| SUPPLIED MATERIAL |
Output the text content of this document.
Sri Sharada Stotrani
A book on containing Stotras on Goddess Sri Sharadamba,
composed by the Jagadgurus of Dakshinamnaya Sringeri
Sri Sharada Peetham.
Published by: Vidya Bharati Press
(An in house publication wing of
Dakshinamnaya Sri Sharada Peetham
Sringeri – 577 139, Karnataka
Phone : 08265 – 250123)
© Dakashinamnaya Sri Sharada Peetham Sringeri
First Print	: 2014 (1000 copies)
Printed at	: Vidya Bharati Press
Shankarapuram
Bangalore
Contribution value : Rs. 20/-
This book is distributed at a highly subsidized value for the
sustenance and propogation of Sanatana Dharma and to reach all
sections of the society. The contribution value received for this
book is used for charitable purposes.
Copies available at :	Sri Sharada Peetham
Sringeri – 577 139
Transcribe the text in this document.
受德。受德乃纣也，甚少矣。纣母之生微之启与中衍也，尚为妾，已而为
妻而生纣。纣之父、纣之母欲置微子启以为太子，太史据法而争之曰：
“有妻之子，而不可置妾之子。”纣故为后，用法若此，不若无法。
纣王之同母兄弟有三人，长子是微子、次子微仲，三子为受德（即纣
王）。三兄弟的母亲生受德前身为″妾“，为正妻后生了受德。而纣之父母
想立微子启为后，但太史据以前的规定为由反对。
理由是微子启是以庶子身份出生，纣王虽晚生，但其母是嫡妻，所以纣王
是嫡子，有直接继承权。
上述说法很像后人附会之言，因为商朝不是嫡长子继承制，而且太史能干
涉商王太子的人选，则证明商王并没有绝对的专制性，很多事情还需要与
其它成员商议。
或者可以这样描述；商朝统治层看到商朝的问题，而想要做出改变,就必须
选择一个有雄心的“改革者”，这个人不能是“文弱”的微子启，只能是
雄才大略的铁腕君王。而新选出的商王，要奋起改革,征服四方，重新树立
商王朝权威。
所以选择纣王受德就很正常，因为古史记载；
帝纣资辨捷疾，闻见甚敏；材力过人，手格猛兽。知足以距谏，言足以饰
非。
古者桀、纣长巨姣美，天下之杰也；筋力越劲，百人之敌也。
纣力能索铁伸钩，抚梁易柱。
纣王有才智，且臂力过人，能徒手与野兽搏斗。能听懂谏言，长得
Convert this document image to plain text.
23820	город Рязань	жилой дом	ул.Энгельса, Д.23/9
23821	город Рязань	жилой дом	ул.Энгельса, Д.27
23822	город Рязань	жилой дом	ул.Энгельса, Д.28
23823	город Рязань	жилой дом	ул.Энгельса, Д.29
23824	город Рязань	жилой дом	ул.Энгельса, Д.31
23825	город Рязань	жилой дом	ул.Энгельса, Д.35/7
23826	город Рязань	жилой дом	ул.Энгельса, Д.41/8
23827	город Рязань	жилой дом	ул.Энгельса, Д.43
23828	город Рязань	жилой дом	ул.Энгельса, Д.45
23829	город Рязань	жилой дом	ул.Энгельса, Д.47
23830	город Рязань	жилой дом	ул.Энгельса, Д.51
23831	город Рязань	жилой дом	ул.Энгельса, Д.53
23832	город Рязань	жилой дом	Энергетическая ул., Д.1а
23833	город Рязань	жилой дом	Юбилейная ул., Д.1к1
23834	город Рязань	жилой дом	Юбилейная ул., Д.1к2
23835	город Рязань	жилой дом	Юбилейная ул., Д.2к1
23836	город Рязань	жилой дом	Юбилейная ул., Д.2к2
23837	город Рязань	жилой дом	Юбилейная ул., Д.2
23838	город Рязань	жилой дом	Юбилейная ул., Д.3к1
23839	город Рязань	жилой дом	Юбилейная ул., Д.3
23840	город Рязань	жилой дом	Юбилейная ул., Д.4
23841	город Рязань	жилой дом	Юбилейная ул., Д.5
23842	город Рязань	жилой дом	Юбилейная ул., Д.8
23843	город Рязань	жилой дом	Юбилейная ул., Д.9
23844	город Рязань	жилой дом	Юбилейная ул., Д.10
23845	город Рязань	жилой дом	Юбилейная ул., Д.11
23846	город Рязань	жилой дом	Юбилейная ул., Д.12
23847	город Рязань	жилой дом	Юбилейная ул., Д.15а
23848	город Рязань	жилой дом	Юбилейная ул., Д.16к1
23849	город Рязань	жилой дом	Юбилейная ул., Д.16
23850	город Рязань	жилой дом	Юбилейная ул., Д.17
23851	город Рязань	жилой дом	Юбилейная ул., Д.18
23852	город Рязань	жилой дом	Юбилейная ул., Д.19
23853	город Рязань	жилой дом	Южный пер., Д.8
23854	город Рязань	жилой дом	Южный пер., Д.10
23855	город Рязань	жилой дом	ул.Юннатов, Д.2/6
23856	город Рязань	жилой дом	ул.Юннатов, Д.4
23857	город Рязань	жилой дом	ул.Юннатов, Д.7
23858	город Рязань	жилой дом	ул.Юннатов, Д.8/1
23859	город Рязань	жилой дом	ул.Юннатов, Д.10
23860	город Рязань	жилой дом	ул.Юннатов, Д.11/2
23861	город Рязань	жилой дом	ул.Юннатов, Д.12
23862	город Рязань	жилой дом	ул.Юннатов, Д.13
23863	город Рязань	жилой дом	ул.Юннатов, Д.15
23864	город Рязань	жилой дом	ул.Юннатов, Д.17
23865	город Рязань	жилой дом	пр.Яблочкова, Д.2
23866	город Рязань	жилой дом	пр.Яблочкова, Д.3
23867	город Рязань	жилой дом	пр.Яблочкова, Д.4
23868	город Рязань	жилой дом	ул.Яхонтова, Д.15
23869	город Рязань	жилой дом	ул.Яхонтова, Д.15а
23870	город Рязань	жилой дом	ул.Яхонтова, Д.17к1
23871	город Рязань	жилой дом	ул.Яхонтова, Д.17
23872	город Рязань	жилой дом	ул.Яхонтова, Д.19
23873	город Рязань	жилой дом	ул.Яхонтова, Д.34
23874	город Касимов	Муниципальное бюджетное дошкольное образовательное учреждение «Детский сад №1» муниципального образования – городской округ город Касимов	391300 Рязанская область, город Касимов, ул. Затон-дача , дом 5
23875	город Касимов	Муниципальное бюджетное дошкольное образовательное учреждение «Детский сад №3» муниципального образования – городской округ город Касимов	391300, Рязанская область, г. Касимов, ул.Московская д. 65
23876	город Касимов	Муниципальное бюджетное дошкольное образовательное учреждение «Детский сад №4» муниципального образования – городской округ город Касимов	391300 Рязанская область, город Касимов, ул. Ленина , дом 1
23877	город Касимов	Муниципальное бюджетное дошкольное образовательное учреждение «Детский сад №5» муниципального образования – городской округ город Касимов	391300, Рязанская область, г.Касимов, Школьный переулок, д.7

| EXERCISE |
Reproduce every entry shown above, precisely as it stands.

| SOLVED EXERCISE |
Output the text content of this document.
Sri Sharada Stotrani
A book on containing Stotras on Goddess Sri Sharadamba,
composed by the Jagadgurus of Dakshinamnaya Sringeri
Sri Sharada Peetham.
Published by: Vidya Bharati Press
(An in house publication wing of
Dakshinamnaya Sri Sharada Peetham
Sringeri – 577 139, Karnataka
Phone : 08265 – 250123)
© Dakashinamnaya Sri Sharada Peetham Sringeri
First Print	: 2014 (1000 copies)
Printed at	: Vidya Bharati Press
Shankarapuram
Bangalore
Contribution value : Rs. 20/-
This book is distributed at a highly subsidized value for the
sustenance and propogation of Sanatana Dharma and to reach all
sections of the society. The contribution value received for this
book is used for charitable purposes.
Copies available at :	Sri Sharada Peetham
Sringeri – 577 139
Transcribe the text in this document.
受德。受德乃纣也，甚少矣。纣母之生微之启与中衍也，尚为妾，已而为
妻而生纣。纣之父、纣之母欲置微子启以为太子，太史据法而争之曰：
“有妻之子，而不可置妾之子。”纣故为后，用法若此，不若无法。
纣王之同母兄弟有三人，长子是微子、次子微仲，三子为受德（即纣
王）。三兄弟的母亲生受德前身为″妾“，为正妻后生了受德。而纣之父母
想立微子启为后，但太史据以前的规定为由反对。
理由是微子启是以庶子身份出生，纣王虽晚生，但其母是嫡妻，所以纣王
是嫡子，有直接继承权。
上述说法很像后人附会之言，因为商朝不是嫡长子继承制，而且太史能干
涉商王太子的人选，则证明商王并没有绝对的专制性，很多事情还需要与
其它成员商议。
或者可以这样描述；商朝统治层看到商朝的问题，而想要做出改变,就必须
选择一个有雄心的“改革者”，这个人不能是“文弱”的微子启，只能是
雄才大略的铁腕君王。而新选出的商王，要奋起改革,征服四方，重新树立
商王朝权威。
所以选择纣王受德就很正常，因为古史记载；
帝纣资辨捷疾，闻见甚敏；材力过人，手格猛兽。知足以距谏，言足以饰
非。
古者桀、纣长巨姣美，天下之杰也；筋力越劲，百人之敌也。
纣力能索铁伸钩，抚梁易柱。
纣王有才智，且臂力过人，能徒手与野兽搏斗。能听懂谏言，长得
Convert this document image to plain text.
23820	город Рязань	жилой дом	ул.Энгельса, Д.23/9
23821	город Рязань	жилой дом	ул.Энгельса, Д.27
23822	город Рязань	жилой дом	ул.Энгельса, Д.28
23823	город Рязань	жилой дом	ул.Энгельса, Д.29
23824	город Рязань	жилой дом	ул.Энгельса, Д.31
23825	город Рязань	жилой дом	ул.Энгельса, Д.35/7
23826	город Рязань	жилой дом	ул.Энгельса, Д.41/8
23827	город Рязань	жилой дом	ул.Энгельса, Д.43
23828	город Рязань	жилой дом	ул.Энгельса, Д.45
23829	город Рязань	жилой дом	ул.Энгельса, Д.47
23830	город Рязань	жилой дом	ул.Энгельса, Д.51
23831	город Рязань	жилой дом	ул.Энгельса, Д.53
23832	город Рязань	жилой дом	Энергетическая ул., Д.1а
23833	город Рязань	жилой дом	Юбилейная ул., Д.1к1
23834	город Рязань	жилой дом	Юбилейная ул., Д.1к2
23835	город Рязань	жилой дом	Юбилейная ул., Д.2к1
23836	город Рязань	жилой дом	Юбилейная ул., Д.2к2
23837	город Рязань	жилой дом	Юбилейная ул., Д.2
23838	город Рязань	жилой дом	Юбилейная ул., Д.3к1
23839	город Рязань	жилой дом	Юбилейная ул., Д.3
23840	город Рязань	жилой дом	Юбилейная ул., Д.4
23841	город Рязань	жилой дом	Юбилейная ул., Д.5
23842	город Рязань	жилой дом	Юбилейная ул., Д.8
23843	город Рязань	жилой дом	Юбилейная ул., Д.9
23844	город Рязань	жилой дом	Юбилейная ул., Д.10
23845	город Рязань	жилой дом	Юбилейная ул., Д.11
23846	город Рязань	жилой дом	Юбилейная ул., Д.12
23847	город Рязань	жилой дом	Юбилейная ул., Д.15а
23848	город Рязань	жилой дом	Юбилейная ул., Д.16к1
23849	город Рязань	жилой дом	Юбилейная ул., Д.16
23850	город Рязань	жилой дом	Юбилейная ул., Д.17
23851	город Рязань	жилой дом	Юбилейная ул., Д.18
23852	город Рязань	жилой дом	Юбилейная ул., Д.19
23853	город Рязань	жилой дом	Южный пер., Д.8
23854	город Рязань	жилой дом	Южный пер., Д.10
23855	город Рязань	жилой дом	ул.Юннатов, Д.2/6
23856	город Рязань	жилой дом	ул.Юннатов, Д.4
23857	город Рязань	жилой дом	ул.Юннатов, Д.7
23858	город Рязань	жилой дом	ул.Юннатов, Д.8/1
23859	город Рязань	жилой дом	ул.Юннатов, Д.10
23860	город Рязань	жилой дом	ул.Юннатов, Д.11/2
23861	город Рязань	жилой дом	ул.Юннатов, Д.12
23862	город Рязань	жилой дом	ул.Юннатов, Д.13
23863	город Рязань	жилой дом	ул.Юннатов, Д.15
23864	город Рязань	жилой дом	ул.Юннатов, Д.17
23865	город Рязань	жилой дом	пр.Яблочкова, Д.2
23866	город Рязань	жилой дом	пр.Яблочкова, Д.3
23867	город Рязань	жилой дом	пр.Яблочкова, Д.4
23868	город Рязань	жилой дом	ул.Яхонтова, Д.15
23869	город Рязань	жилой дом	ул.Яхонтова, Д.15а
23870	город Рязань	жилой дом	ул.Яхонтова, Д.17к1
23871	город Рязань	жилой дом	ул.Яхонтова, Д.17
23872	город Рязань	жилой дом	ул.Яхонтова, Д.19
23873	город Рязань	жилой дом	ул.Яхонтова, Д.34
23874	город Касимов	Муниципальное бюджетное дошкольное образовательное учреждение «Детский сад №1» муниципального образования – городской округ город Касимов	391300 Рязанская область, город Касимов, ул. Затон-дача , дом 5
23875	город Касимов	Муниципальное бюджетное дошкольное образовательное учреждение «Детский сад №3» муниципального образования – городской округ город Касимов	391300, Рязанская область, г. Касимов, ул.Московская д. 65
23876	город Касимов	Муниципальное бюджетное дошкольное образовательное учреждение «Детский сад №4» муниципального образования – городской округ город Касимов	391300 Рязанская область, город Касимов, ул. Ленина , дом 1
23877	город Касимов	Муниципальное бюджетное дошкольное образовательное учреждение «Детский сад №5» муниципального образования – городской округ город Касимов	391300, Рязанская область, г.Касимов, Школьный переулок, д.7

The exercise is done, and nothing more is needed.